* Rows *
________

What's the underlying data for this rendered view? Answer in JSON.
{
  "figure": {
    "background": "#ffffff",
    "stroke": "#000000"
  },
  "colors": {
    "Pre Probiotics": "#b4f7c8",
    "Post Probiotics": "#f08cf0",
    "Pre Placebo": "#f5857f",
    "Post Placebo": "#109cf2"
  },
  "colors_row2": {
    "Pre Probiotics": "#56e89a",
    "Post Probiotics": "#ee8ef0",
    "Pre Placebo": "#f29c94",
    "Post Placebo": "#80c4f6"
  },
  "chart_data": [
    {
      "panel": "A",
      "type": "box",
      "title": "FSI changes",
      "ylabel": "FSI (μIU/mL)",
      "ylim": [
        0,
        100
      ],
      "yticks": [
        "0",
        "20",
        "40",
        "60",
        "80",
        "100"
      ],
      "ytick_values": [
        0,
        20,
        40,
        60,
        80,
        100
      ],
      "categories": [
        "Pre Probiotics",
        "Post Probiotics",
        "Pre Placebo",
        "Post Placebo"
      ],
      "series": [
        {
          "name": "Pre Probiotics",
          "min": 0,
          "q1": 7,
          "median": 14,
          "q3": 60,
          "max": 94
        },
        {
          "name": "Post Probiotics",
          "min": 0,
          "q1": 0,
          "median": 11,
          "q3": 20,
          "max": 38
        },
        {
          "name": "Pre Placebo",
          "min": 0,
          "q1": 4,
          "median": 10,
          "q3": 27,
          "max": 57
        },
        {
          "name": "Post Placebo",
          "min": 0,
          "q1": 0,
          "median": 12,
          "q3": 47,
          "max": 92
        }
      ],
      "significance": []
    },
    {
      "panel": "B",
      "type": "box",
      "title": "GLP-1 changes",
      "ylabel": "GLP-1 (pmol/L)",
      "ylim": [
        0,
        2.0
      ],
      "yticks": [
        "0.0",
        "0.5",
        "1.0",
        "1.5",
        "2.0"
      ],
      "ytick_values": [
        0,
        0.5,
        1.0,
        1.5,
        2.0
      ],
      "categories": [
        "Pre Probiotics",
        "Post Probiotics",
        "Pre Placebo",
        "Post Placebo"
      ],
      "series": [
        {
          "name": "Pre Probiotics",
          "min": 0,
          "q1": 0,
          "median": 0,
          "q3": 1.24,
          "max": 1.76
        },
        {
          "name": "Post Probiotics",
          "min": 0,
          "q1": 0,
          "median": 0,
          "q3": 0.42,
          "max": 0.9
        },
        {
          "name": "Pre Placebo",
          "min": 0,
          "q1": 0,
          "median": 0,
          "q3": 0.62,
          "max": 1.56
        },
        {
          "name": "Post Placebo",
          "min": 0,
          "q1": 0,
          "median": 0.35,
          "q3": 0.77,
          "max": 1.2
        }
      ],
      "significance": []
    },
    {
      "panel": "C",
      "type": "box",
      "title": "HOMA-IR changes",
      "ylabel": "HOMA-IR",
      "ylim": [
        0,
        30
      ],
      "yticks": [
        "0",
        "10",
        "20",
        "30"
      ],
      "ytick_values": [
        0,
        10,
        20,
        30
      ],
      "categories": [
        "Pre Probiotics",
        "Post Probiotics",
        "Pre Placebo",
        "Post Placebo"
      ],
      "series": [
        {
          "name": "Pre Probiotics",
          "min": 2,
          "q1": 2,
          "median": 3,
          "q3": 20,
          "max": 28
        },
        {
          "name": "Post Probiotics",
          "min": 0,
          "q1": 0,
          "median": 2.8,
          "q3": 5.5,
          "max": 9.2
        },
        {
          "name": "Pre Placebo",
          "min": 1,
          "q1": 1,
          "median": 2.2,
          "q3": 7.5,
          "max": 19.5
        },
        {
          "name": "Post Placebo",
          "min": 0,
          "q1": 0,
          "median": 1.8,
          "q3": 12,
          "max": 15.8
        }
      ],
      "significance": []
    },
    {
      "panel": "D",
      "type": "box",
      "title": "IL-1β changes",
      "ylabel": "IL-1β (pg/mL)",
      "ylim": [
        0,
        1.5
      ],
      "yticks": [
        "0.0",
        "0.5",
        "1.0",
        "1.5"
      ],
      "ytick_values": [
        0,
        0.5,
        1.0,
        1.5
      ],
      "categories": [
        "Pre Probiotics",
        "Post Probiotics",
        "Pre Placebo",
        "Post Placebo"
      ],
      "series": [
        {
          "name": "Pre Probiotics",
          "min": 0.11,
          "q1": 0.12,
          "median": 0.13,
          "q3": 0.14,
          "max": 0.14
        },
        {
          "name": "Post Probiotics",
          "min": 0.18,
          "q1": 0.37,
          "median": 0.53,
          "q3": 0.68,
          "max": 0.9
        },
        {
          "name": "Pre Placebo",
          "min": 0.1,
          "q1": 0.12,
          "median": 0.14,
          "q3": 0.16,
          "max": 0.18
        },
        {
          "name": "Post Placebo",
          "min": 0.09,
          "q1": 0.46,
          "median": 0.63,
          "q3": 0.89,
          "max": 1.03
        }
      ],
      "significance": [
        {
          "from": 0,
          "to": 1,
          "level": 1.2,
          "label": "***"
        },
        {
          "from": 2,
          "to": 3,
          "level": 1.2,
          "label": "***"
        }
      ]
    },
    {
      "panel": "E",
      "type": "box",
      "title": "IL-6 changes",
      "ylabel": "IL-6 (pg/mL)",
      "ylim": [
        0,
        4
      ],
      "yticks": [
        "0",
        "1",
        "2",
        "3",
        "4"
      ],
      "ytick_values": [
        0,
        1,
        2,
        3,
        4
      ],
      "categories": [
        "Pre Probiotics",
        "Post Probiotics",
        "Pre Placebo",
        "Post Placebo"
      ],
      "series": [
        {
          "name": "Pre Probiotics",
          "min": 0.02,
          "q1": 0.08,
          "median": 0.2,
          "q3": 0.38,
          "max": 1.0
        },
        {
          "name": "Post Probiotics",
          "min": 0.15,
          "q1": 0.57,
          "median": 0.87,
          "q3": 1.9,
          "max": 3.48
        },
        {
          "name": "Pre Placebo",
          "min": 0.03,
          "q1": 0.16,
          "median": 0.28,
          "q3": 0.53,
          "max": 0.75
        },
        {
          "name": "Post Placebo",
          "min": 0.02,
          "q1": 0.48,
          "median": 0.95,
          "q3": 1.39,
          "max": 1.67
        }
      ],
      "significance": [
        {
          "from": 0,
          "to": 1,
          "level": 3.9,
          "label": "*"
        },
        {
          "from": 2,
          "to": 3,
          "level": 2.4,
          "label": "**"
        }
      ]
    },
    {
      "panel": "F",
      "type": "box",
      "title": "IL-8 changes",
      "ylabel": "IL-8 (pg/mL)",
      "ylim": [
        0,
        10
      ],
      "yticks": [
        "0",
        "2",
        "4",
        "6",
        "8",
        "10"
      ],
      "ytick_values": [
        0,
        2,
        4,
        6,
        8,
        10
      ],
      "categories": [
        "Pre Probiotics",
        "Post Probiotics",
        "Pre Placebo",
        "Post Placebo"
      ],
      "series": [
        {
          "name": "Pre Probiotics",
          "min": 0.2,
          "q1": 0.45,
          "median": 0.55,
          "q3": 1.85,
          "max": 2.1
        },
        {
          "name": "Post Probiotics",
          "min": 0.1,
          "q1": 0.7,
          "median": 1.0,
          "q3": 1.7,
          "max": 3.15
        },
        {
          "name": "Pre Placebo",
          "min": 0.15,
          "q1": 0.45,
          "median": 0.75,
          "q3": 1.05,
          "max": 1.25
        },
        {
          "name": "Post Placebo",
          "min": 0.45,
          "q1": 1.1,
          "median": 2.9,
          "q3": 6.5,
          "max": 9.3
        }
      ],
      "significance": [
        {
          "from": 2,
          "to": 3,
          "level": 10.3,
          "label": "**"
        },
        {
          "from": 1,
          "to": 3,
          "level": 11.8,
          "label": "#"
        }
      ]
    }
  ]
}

________

* Aim *
Repeat the listing exactly, from its first line to its last.

* The result *
What's the underlying data for this rendered view? Answer in JSON.
{
  "figure": {
    "background": "#ffffff",
    "stroke": "#000000"
  },
  "colors": {
    "Pre Probiotics": "#b4f7c8",
    "Post Probiotics": "#f08cf0",
    "Pre Placebo": "#f5857f",
    "Post Placebo": "#109cf2"
  },
  "colors_row2": {
    "Pre Probiotics": "#56e89a",
    "Post Probiotics": "#ee8ef0",
    "Pre Placebo": "#f29c94",
    "Post Placebo": "#80c4f6"
  },
  "chart_data": [
    {
      "panel": "A",
      "type": "box",
      "title": "FSI changes",
      "ylabel": "FSI (μIU/mL)",
      "ylim": [
        0,
        100
      ],
      "yticks": [
        "0",
        "20",
        "40",
        "60",
        "80",
        "100"
      ],
      "ytick_values": [
        0,
        20,
        40,
        60,
        80,
        100
      ],
      "categories": [
        "Pre Probiotics",
        "Post Probiotics",
        "Pre Placebo",
        "Post Placebo"
      ],
      "series": [
        {
          "name": "Pre Probiotics",
          "min": 0,
          "q1": 7,
          "median": 14,
          "q3": 60,
          "max": 94
        },
        {
          "name": "Post Probiotics",
          "min": 0,
          "q1": 0,
          "median": 11,
          "q3": 20,
          "max": 38
        },
        {
          "name": "Pre Placebo",
          "min": 0,
          "q1": 4,
          "median": 10,
          "q3": 27,
          "max": 57
        },
        {
          "name": "Post Placebo",
          "min": 0,
          "q1": 0,
          "median": 12,
          "q3": 47,
          "max": 92
        }
      ],
      "significance": []
    },
    {
      "panel": "B",
      "type": "box",
      "title": "GLP-1 changes",
      "ylabel": "GLP-1 (pmol/L)",
      "ylim": [
        0,
        2.0
      ],
      "yticks": [
        "0.0",
        "0.5",
        "1.0",
        "1.5",
        "2.0"
      ],
      "ytick_values": [
        0,
        0.5,
        1.0,
        1.5,
        2.0
      ],
      "categories": [
        "Pre Probiotics",
        "Post Probiotics",
        "Pre Placebo",
        "Post Placebo"
      ],
      "series": [
        {
          "name": "Pre Probiotics",
          "min": 0,
          "q1": 0,
          "median": 0,
          "q3": 1.24,
          "max": 1.76
        },
        {
          "name": "Post Probiotics",
          "min": 0,
          "q1": 0,
          "median": 0,
          "q3": 0.42,
          "max": 0.9
        },
        {
          "name": "Pre Placebo",
          "min": 0,
          "q1": 0,
          "median": 0,
          "q3": 0.62,
          "max": 1.56
        },
        {
          "name": "Post Placebo",
          "min": 0,
          "q1": 0,
          "median": 0.35,
          "q3": 0.77,
          "max": 1.2
        }
      ],
      "significance": []
    },
    {
      "panel": "C",
      "type": "box",
      "title": "HOMA-IR changes",
      "ylabel": "HOMA-IR",
      "ylim": [
        0,
        30
      ],
      "yticks": [
        "0",
        "10",
        "20",
        "30"
      ],
      "ytick_values": [
        0,
        10,
        20,
        30
      ],
      "categories": [
        "Pre Probiotics",
        "Post Probiotics",
        "Pre Placebo",
        "Post Placebo"
      ],
      "series": [
        {
          "name": "Pre Probiotics",
          "min": 2,
          "q1": 2,
          "median": 3,
          "q3": 20,
          "max": 28
        },
        {
          "name": "Post Probiotics",
          "min": 0,
          "q1": 0,
          "median": 2.8,
          "q3": 5.5,
          "max": 9.2
        },
        {
          "name": "Pre Placebo",
          "min": 1,
          "q1": 1,
          "median": 2.2,
          "q3": 7.5,
          "max": 19.5
        },
        {
          "name": "Post Placebo",
          "min": 0,
          "q1": 0,
          "median": 1.8,
          "q3": 12,
          "max": 15.8
        }
      ],
      "significance": []
    },
    {
      "panel": "D",
      "type": "box",
      "title": "IL-1β changes",
      "ylabel": "IL-1β (pg/mL)",
      "ylim": [
        0,
        1.5
      ],
      "yticks": [
        "0.0",
        "0.5",
        "1.0",
        "1.5"
      ],
      "ytick_values": [
        0,
        0.5,
        1.0,
        1.5
      ],
      "categories": [
        "Pre Probiotics",
        "Post Probiotics",
        "Pre Placebo",
        "Post Placebo"
      ],
      "series": [
        {
          "name": "Pre Probiotics",
          "min": 0.11,
          "q1": 0.12,
          "median": 0.13,
          "q3": 0.14,
          "max": 0.14
        },
        {
          "name": "Post Probiotics",
          "min": 0.18,
          "q1": 0.37,
          "median": 0.53,
          "q3": 0.68,
          "max": 0.9
        },
        {
          "name": "Pre Placebo",
          "min": 0.1,
          "q1": 0.12,
          "median": 0.14,
          "q3": 0.16,
          "max": 0.18
        },
        {
          "name": "Post Placebo",
          "min": 0.09,
          "q1": 0.46,
          "median": 0.63,
          "q3": 0.89,
          "max": 1.03
        }
      ],
      "significance": [
        {
          "from": 0,
          "to": 1,
          "level": 1.2,
          "label": "***"
        },
        {
          "from": 2,
          "to": 3,
          "level": 1.2,
          "label": "***"
        }
      ]
    },
    {
      "panel": "E",
      "type": "box",
      "title": "IL-6 changes",
      "ylabel": "IL-6 (pg/mL)",
      "ylim": [
        0,
        4
      ],
      "yticks": [
        "0",
        "1",
        "2",
        "3",
        "4"
      ],
      "ytick_values": [
        0,
        1,
        2,
        3,
        4
      ],
      "categories": [
        "Pre Probiotics",
        "Post Probiotics",
        "Pre Placebo",
        "Post Placebo"
      ],
      "series": [
        {
          "name": "Pre Probiotics",
          "min": 0.02,
          "q1": 0.08,
          "median": 0.2,
          "q3": 0.38,
          "max": 1.0
        },
        {
          "name": "Post Probiotics",
          "min": 0.15,
          "q1": 0.57,
          "median": 0.87,
          "q3": 1.9,
          "max": 3.48
        },
        {
          "name": "Pre Placebo",
          "min": 0.03,
          "q1": 0.16,
          "median": 0.28,
          "q3": 0.53,
          "max": 0.75
        },
        {
          "name": "Post Placebo",
          "min": 0.02,
          "q1": 0.48,
          "median": 0.95,
          "q3": 1.39,
          "max": 1.67
        }
      ],
      "significance": [
        {
          "from": 0,
          "to": 1,
          "level": 3.9,
          "label": "*"
        },
        {
          "from": 2,
          "to": 3,
          "level": 2.4,
          "label": "**"
        }
      ]
    },
    {
      "panel": "F",
      "type": "box",
      "title": "IL-8 changes",
      "ylabel": "IL-8 (pg/mL)",
      "ylim": [
        0,
        10
      ],
      "yticks": [
        "0",
        "2",
        "4",
        "6",
        "8",
        "10"
      ],
      "ytick_values": [
        0,
        2,
        4,
        6,
        8,
        10
      ],
      "categories": [
        "Pre Probiotics",
        "Post Probiotics",
        "Pre Placebo",
        "Post Placebo"
      ],
      "series": [
        {
          "name": "Pre Probiotics",
          "min": 0.2,
          "q1": 0.45,
          "median": 0.55,
          "q3": 1.85,
          "max": 2.1
        },
        {
          "name": "Post Probiotics",
          "min": 0.1,
          "q1": 0.7,
          "median": 1.0,
          "q3": 1.7,
          "max": 3.15
        },
        {
          "name": "Pre Placebo",
          "min": 0.15,
          "q1": 0.45,
          "median": 0.75,
          "q3": 1.05,
          "max": 1.25
        },
        {
          "name": "Post Placebo",
          "min": 0.45,
          "q1": 1.1,
          "median": 2.9,
          "q3": 6.5,
          "max": 9.3
        }
      ],
      "significance": [
        {
          "from": 2,
          "to": 3,
          "level": 10.3,
          "label": "**"
        },
        {
          "from": 1,
          "to": 3,
          "level": 11.8,
          "label": "#"
        }
      ]
    }
  ]
}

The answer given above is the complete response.